* Task requirements
Give only the number of lines in the records below that contain the word "image".

— start Provided information —

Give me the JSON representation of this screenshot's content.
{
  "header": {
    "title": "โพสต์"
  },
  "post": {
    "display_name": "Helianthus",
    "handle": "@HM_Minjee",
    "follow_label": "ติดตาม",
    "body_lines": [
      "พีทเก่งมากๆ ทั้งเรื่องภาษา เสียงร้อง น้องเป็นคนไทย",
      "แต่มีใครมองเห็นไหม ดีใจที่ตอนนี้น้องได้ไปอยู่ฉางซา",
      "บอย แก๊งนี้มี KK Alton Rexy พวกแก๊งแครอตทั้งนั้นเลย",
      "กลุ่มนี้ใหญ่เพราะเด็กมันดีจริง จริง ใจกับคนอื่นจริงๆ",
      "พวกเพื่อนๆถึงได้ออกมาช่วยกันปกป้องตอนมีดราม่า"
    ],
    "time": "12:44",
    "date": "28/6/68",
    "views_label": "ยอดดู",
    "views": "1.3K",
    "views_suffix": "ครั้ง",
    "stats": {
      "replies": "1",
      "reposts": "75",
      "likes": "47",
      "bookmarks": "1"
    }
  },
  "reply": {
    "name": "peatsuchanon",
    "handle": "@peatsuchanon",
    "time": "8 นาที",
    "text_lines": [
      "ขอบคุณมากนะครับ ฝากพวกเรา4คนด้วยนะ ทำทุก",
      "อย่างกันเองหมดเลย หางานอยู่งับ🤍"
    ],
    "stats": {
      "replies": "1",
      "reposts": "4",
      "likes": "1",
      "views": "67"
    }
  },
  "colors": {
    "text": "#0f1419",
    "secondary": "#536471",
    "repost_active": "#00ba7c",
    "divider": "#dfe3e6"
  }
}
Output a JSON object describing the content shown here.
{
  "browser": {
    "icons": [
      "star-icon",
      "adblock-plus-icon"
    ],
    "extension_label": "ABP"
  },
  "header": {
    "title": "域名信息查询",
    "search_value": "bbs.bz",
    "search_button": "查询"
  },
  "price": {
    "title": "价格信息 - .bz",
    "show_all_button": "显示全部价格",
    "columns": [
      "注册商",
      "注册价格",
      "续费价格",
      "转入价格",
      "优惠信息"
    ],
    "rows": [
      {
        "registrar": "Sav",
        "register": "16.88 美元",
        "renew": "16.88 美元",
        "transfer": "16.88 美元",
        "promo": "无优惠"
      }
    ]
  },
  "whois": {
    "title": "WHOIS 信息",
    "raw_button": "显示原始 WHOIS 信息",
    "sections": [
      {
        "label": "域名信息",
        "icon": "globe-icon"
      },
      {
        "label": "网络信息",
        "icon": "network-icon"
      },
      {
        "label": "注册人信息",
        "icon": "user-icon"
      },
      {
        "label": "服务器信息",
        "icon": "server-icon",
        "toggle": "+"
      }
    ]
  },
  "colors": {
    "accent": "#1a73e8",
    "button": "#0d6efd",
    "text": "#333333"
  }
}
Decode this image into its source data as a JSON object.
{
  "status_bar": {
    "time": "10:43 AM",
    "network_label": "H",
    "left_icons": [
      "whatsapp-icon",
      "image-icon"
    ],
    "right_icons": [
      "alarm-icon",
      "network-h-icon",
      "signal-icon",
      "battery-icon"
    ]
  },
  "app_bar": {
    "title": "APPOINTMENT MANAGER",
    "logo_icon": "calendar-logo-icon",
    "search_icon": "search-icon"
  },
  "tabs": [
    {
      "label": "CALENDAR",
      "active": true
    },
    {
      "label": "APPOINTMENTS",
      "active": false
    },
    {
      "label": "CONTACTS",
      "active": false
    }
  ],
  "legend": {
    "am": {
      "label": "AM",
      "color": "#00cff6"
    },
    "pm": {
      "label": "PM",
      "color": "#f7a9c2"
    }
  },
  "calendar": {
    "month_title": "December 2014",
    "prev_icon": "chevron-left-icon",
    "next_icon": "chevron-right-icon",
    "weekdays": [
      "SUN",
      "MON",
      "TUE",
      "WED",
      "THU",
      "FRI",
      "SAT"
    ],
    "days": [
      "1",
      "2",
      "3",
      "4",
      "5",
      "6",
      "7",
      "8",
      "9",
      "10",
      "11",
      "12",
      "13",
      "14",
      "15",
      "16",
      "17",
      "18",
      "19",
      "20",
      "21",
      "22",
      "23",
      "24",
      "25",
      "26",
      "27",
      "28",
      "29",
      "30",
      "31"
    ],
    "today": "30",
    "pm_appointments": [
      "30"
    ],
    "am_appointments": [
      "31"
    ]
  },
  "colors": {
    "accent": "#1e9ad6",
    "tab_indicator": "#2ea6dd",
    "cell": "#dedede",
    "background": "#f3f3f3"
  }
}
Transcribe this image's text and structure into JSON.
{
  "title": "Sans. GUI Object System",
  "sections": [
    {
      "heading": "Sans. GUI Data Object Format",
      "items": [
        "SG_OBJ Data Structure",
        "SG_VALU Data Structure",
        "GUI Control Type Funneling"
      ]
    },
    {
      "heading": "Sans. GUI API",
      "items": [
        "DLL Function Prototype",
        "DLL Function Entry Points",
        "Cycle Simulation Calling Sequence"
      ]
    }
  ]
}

— end Provided information —

* The answer
3